**SEGMENTO DEL DOCUMENTO**
^^^^^^^^^^^^^^^^
Però poi, nella prima repubblica, De Gasperi, Fanfani, Andreotti, Cossiga, Craxi, l’interesse nazionale l’hanno difeso. Anche per quello Tangentopoli fu organizzata, per distruggere una classe politica che sapeva tutelare l’Italia, e far posto a una nuova politica tecnocratica da un lato e post comunista dall’altro, che il senso della nazione non l’avevano mai coltivato, e che videro nell’adesione alla Ue un modo per sbarazzarsi finalmente della nostra nazione. Chi si oppose a questo progetto, Silvio Berlusconi, fu perseguitato in tutti i modi. E alla fine fu sconfitto.
^^^^^^^^^^^^^^^^
**DATI FORNITI**
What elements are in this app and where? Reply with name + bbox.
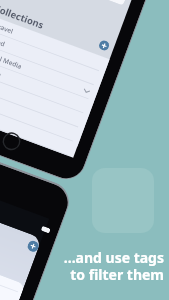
button[interactable]: Recipes	[0, 99, 78, 158]
staticText: Collections	[0, 1, 46, 32]
button[interactable]: Work	[0, 71, 89, 130]
button[interactable]: System	[0, 57, 94, 116]
button[interactable]: Personal	[0, 85, 84, 144]
staticText: Food	[0, 35, 7, 49]
button[interactable]: Add collection	[98, 39, 110, 52]
button[interactable]: Food	[0, 29, 104, 87]
button[interactable]: Add collection	[26, 239, 40, 253]
staticText: Social Media	[0, 49, 23, 71]
staticText: ...and use tags to filter them	[63, 248, 164, 284]
button[interactable]: Social Media	[0, 43, 99, 101]
staticText: System	[0, 63, 3, 79]
staticText: Travel	[0, 21, 15, 36]
button[interactable]: Travel	[0, 15, 110, 73]
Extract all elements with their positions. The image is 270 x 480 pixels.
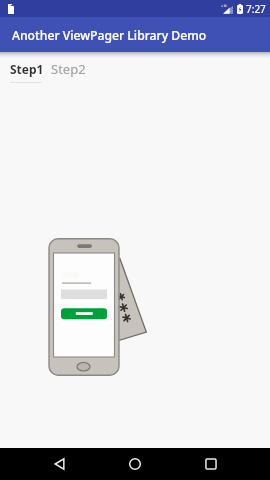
staticText: Another ViewPager Library Demo [12,27,207,44]
button[interactable]: Home [113,448,157,480]
staticText: Step2 [51,60,86,78]
staticText: 7:27 [246,2,266,16]
button[interactable]: Step1 [0,61,49,77]
button[interactable]: Back [38,448,82,480]
staticText: Step1 [10,61,44,77]
button[interactable]: Step2 [49,60,94,78]
button[interactable]: Recent apps [189,448,233,480]
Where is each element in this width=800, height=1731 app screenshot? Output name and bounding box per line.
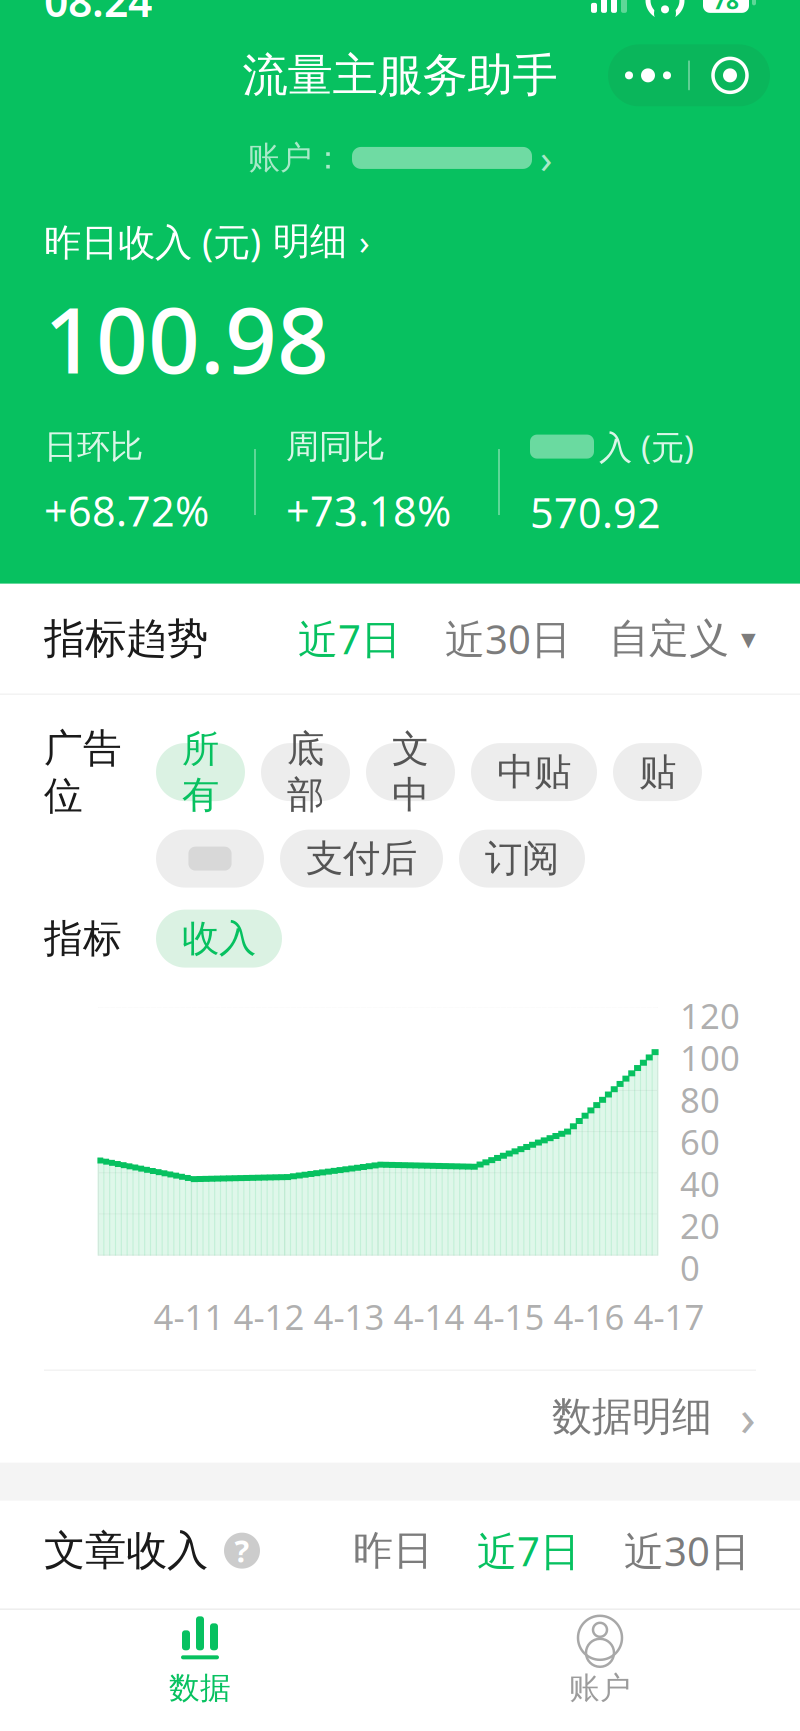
^^^^^^^^^^^^^^^^
**COSA FARE**
Secondo il segmento del documento, per quale scopo fu organizzata Tangentopoli? Rispondi in una o due frasi.

**RISPOSTA FINALE**
Tangentopoli sarebbe stata organizzata per distruggere una classe politica che sapeva tutelare l'Italia. Lo scopo era far posto a una nuova politica tecnocratica da un lato e post comunista dall'altro, che non aveva mai coltivato il senso della nazione.